• **What you will do**:
Every entry below should be repeated exactly; the pictures should not.

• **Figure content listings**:
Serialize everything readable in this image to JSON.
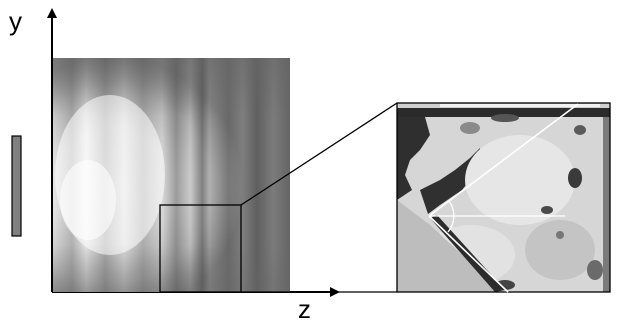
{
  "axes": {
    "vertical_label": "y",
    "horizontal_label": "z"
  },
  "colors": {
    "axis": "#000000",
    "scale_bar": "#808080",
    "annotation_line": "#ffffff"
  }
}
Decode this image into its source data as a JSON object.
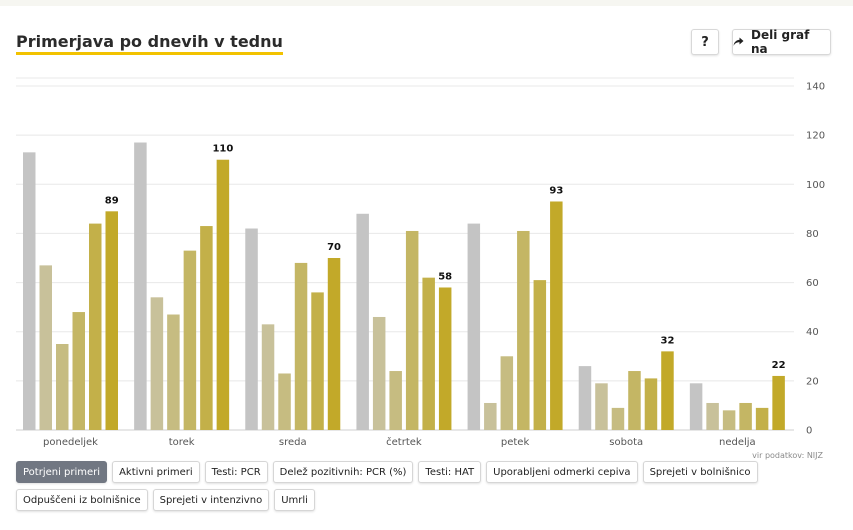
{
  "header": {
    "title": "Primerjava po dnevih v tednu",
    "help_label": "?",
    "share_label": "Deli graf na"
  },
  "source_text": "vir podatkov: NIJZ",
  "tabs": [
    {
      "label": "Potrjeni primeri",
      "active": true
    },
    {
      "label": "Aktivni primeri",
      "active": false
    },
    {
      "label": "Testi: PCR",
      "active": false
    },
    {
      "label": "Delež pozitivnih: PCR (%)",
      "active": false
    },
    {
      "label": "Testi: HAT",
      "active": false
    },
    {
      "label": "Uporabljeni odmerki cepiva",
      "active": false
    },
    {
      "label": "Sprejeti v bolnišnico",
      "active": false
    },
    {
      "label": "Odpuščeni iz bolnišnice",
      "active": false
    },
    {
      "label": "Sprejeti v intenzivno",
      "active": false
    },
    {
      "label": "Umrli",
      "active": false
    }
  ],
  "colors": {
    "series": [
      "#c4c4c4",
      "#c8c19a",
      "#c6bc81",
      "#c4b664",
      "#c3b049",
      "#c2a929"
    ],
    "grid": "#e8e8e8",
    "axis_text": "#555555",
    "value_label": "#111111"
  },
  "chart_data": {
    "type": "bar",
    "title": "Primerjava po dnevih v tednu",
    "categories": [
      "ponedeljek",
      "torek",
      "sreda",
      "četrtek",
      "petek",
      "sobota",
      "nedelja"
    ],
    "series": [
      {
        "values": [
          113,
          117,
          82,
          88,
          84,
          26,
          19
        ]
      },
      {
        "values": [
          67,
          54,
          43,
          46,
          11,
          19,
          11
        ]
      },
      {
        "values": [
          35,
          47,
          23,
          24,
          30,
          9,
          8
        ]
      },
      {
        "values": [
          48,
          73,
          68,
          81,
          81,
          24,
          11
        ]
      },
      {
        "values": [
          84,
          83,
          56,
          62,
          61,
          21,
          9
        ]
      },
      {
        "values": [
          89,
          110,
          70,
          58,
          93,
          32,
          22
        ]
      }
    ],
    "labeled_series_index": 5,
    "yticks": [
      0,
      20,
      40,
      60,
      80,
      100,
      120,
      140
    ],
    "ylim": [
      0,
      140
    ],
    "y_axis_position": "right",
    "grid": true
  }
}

• **Task output**:
Serialize everything readable in this image to JSON.
{
  "axes": {
    "vertical_label": "y",
    "horizontal_label": "z"
  },
  "colors": {
    "axis": "#000000",
    "scale_bar": "#808080",
    "annotation_line": "#ffffff"
  }
}
Decode this image into its source data as a JSON object.
{
  "header": {
    "title": "Primerjava po dnevih v tednu",
    "help_label": "?",
    "share_label": "Deli graf na"
  },
  "source_text": "vir podatkov: NIJZ",
  "tabs": [
    {
      "label": "Potrjeni primeri",
      "active": true
    },
    {
      "label": "Aktivni primeri",
      "active": false
    },
    {
      "label": "Testi: PCR",
      "active": false
    },
    {
      "label": "Delež pozitivnih: PCR (%)",
      "active": false
    },
    {
      "label": "Testi: HAT",
      "active": false
    },
    {
      "label": "Uporabljeni odmerki cepiva",
      "active": false
    },
    {
      "label": "Sprejeti v bolnišnico",
      "active": false
    },
    {
      "label": "Odpuščeni iz bolnišnice",
      "active": false
    },
    {
      "label": "Sprejeti v intenzivno",
      "active": false
    },
    {
      "label": "Umrli",
      "active": false
    }
  ],
  "colors": {
    "series": [
      "#c4c4c4",
      "#c8c19a",
      "#c6bc81",
      "#c4b664",
      "#c3b049",
      "#c2a929"
    ],
    "grid": "#e8e8e8",
    "axis_text": "#555555",
    "value_label": "#111111"
  },
  "chart_data": {
    "type": "bar",
    "title": "Primerjava po dnevih v tednu",
    "categories": [
      "ponedeljek",
      "torek",
      "sreda",
      "četrtek",
      "petek",
      "sobota",
      "nedelja"
    ],
    "series": [
      {
        "values": [
          113,
          117,
          82,
          88,
          84,
          26,
          19
        ]
      },
      {
        "values": [
          67,
          54,
          43,
          46,
          11,
          19,
          11
        ]
      },
      {
        "values": [
          35,
          47,
          23,
          24,
          30,
          9,
          8
        ]
      },
      {
        "values": [
          48,
          73,
          68,
          81,
          81,
          24,
          11
        ]
      },
      {
        "values": [
          84,
          83,
          56,
          62,
          61,
          21,
          9
        ]
      },
      {
        "values": [
          89,
          110,
          70,
          58,
          93,
          32,
          22
        ]
      }
    ],
    "labeled_series_index": 5,
    "yticks": [
      0,
      20,
      40,
      60,
      80,
      100,
      120,
      140
    ],
    "ylim": [
      0,
      140
    ],
    "y_axis_position": "right",
    "grid": true
  }
}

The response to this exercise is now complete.